#### Records to use
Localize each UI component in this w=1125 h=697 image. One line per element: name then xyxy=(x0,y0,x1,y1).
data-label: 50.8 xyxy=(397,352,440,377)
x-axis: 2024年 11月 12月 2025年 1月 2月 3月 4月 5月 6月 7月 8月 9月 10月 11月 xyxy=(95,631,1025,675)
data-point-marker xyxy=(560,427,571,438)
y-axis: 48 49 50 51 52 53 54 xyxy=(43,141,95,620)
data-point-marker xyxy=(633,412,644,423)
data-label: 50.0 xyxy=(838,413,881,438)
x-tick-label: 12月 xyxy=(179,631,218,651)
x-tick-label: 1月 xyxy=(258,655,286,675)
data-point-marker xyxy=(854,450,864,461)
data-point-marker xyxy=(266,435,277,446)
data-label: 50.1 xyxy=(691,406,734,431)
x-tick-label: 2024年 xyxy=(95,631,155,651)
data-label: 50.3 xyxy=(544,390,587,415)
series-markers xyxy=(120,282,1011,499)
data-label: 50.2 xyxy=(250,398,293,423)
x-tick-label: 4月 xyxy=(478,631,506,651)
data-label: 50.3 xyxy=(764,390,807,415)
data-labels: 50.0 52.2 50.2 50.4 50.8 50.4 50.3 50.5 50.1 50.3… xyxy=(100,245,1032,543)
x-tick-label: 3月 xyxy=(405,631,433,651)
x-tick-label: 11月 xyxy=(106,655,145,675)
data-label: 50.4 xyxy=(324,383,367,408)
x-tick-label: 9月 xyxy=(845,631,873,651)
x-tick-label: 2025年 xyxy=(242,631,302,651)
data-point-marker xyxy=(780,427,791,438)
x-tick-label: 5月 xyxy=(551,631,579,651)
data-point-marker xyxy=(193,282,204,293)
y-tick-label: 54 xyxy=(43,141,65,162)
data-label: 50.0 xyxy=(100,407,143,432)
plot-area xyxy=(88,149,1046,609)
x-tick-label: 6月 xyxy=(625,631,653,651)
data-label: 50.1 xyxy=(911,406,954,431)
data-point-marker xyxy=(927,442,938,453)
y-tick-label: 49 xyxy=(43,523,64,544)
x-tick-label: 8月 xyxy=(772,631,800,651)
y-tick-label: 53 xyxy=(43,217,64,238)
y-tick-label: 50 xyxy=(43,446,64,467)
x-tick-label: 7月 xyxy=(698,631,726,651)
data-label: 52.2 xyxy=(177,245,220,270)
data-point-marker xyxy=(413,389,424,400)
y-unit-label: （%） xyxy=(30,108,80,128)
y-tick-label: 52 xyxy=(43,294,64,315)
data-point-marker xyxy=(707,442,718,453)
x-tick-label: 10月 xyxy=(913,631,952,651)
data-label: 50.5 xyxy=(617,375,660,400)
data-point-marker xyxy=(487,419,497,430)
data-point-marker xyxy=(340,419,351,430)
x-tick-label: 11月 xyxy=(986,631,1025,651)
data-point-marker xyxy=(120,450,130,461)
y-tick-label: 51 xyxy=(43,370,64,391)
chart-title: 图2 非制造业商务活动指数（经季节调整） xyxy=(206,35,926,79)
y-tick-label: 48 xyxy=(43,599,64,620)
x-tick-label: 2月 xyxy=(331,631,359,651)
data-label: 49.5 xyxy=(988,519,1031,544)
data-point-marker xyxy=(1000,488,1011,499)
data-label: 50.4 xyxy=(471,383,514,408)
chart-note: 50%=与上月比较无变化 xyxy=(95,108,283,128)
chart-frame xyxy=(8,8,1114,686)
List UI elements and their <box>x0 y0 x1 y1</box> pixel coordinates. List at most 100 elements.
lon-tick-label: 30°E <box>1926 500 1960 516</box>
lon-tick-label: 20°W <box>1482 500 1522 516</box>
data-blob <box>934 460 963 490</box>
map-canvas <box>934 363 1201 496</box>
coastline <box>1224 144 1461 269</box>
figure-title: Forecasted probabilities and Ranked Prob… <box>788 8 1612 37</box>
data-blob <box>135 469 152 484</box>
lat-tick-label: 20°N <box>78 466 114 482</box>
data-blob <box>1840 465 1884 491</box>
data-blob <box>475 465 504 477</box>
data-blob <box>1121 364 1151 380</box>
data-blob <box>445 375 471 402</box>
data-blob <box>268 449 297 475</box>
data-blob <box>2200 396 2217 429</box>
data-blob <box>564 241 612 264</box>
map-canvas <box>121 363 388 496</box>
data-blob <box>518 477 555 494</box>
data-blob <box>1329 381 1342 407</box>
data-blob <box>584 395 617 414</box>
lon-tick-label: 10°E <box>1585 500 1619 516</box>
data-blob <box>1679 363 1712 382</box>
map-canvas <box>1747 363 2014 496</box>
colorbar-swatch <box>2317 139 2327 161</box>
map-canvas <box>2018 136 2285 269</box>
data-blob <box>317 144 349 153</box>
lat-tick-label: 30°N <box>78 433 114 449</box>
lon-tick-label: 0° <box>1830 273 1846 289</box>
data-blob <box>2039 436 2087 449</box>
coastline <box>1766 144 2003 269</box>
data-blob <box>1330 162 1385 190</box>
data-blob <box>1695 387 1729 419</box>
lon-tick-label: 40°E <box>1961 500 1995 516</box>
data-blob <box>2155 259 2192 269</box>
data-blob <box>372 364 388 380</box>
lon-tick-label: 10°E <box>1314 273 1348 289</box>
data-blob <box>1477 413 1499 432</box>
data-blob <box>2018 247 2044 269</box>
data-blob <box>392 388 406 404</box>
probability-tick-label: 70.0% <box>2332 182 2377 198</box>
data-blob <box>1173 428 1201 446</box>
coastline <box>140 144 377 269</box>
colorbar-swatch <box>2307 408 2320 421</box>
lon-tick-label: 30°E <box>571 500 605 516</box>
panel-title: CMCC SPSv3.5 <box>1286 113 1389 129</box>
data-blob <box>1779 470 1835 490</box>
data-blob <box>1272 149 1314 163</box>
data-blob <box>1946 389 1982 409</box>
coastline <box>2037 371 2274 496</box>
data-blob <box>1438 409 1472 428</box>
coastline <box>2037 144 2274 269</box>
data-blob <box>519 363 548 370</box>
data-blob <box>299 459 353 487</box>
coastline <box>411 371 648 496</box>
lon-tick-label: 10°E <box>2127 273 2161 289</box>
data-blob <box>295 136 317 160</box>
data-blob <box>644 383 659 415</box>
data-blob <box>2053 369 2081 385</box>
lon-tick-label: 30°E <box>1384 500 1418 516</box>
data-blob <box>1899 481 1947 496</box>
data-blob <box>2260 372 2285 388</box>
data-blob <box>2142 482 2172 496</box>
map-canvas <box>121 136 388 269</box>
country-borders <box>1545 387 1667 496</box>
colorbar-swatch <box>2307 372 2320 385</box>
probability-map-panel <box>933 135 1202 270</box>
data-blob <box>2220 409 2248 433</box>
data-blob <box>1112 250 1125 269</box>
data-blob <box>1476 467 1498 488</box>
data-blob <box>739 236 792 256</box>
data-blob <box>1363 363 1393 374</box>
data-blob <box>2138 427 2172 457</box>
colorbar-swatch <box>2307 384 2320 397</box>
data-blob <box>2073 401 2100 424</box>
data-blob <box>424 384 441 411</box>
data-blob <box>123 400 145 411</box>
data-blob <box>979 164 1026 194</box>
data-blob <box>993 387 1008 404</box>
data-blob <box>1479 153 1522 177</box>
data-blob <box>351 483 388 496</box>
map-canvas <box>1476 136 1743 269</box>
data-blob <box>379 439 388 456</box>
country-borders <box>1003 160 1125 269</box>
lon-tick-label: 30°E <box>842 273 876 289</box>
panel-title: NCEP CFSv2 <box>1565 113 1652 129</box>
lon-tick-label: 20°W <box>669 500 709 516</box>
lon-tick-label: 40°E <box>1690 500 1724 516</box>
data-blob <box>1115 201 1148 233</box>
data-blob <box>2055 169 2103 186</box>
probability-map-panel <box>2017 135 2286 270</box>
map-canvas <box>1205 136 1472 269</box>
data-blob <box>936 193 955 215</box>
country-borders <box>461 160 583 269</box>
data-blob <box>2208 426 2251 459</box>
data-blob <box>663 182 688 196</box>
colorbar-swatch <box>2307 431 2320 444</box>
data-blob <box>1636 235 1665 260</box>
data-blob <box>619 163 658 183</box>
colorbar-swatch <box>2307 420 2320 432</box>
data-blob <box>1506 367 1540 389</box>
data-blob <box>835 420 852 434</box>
########
What is being asked – Give as a numbered list everything from the first line above down to the line containing "x-tick-label: 2024年 xyxy=(95,631,155,651)", omitting any blank lines.

Result of the task –
1. Localize each UI component in this w=1125 h=697 image. One line per element: name then xyxy=(x0,y0,x1,y1).
2. data-label: 50.8 xyxy=(397,352,440,377)
3. x-axis: 2024年 11月 12月 2025年 1月 2月 3月 4月 5月 6月 7月 8月 9月 10月 11月 xyxy=(95,631,1025,675)
4. data-point-marker xyxy=(560,427,571,438)
5. y-axis: 48 49 50 51 52 53 54 xyxy=(43,141,95,620)
6. data-point-marker xyxy=(633,412,644,423)
7. data-label: 50.0 xyxy=(838,413,881,438)
8. x-tick-label: 12月 xyxy=(179,631,218,651)
9. x-tick-label: 1月 xyxy=(258,655,286,675)
10. data-point-marker xyxy=(854,450,864,461)
11. data-point-marker xyxy=(266,435,277,446)
12. data-label: 50.1 xyxy=(691,406,734,431)
13. x-tick-label: 2024年 xyxy=(95,631,155,651)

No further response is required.